◆ EXERCISE ◆
Your output is the line containing "Read this page and output its text content." plus all lines after it to the end of the records, reproduced exactly, with nothing else.

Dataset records
■ ■ ■ ■ ■ ■ ■

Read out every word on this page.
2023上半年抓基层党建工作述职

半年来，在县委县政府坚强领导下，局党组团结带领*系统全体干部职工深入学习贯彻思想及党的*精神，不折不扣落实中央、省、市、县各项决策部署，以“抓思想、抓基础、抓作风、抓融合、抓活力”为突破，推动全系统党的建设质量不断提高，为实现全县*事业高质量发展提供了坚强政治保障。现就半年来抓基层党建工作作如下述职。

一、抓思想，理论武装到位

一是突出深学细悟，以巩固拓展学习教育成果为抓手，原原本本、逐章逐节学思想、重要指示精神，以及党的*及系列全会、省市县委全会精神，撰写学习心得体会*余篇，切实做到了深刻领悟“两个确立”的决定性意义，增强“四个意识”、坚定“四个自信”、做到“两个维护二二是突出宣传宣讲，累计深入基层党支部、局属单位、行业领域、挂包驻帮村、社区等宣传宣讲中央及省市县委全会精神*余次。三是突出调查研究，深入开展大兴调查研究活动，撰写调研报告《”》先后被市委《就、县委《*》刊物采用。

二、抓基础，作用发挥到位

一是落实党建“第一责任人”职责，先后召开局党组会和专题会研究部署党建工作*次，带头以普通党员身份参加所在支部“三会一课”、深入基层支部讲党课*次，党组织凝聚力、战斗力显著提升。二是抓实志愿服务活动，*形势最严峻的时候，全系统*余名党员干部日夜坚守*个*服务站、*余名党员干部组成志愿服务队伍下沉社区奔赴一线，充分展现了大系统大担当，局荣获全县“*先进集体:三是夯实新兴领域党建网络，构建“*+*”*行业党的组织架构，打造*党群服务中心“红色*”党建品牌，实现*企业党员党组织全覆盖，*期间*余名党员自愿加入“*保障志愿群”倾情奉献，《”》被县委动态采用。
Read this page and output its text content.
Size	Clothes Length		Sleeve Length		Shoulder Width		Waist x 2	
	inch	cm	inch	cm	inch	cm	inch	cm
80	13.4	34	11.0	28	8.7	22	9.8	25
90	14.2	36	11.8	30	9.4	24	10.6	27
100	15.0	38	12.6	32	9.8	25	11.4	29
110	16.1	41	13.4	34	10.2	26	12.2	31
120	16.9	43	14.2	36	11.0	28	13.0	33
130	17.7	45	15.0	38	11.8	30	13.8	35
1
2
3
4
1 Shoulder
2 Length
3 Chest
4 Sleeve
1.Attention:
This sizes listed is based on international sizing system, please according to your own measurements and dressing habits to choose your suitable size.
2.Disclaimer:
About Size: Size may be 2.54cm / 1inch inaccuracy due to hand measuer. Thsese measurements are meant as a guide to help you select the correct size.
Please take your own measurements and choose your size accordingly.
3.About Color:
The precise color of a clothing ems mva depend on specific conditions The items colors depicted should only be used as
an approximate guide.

■ ■ ■ ■ ■ ■ ■

◆ ANSWER TO THIS EXERCISE ◆
Read this page and output its text content.
Size	Clothes Length		Sleeve Length		Shoulder Width		Waist x 2	
	inch	cm	inch	cm	inch	cm	inch	cm
80	13.4	34	11.0	28	8.7	22	9.8	25
90	14.2	36	11.8	30	9.4	24	10.6	27
100	15.0	38	12.6	32	9.8	25	11.4	29
110	16.1	41	13.4	34	10.2	26	12.2	31
120	16.9	43	14.2	36	11.0	28	13.0	33
130	17.7	45	15.0	38	11.8	30	13.8	35
1
2
3
4
1 Shoulder
2 Length
3 Chest
4 Sleeve
1.Attention:
This sizes listed is based on international sizing system, please according to your own measurements and dressing habits to choose your suitable size.
2.Disclaimer:
About Size: Size may be 2.54cm / 1inch inaccuracy due to hand measuer. Thsese measurements are meant as a guide to help you select the correct size.
Please take your own measurements and choose your size accordingly.
3.About Color:
The precise color of a clothing ems mva depend on specific conditions The items colors depicted should only be used as
an approximate guide.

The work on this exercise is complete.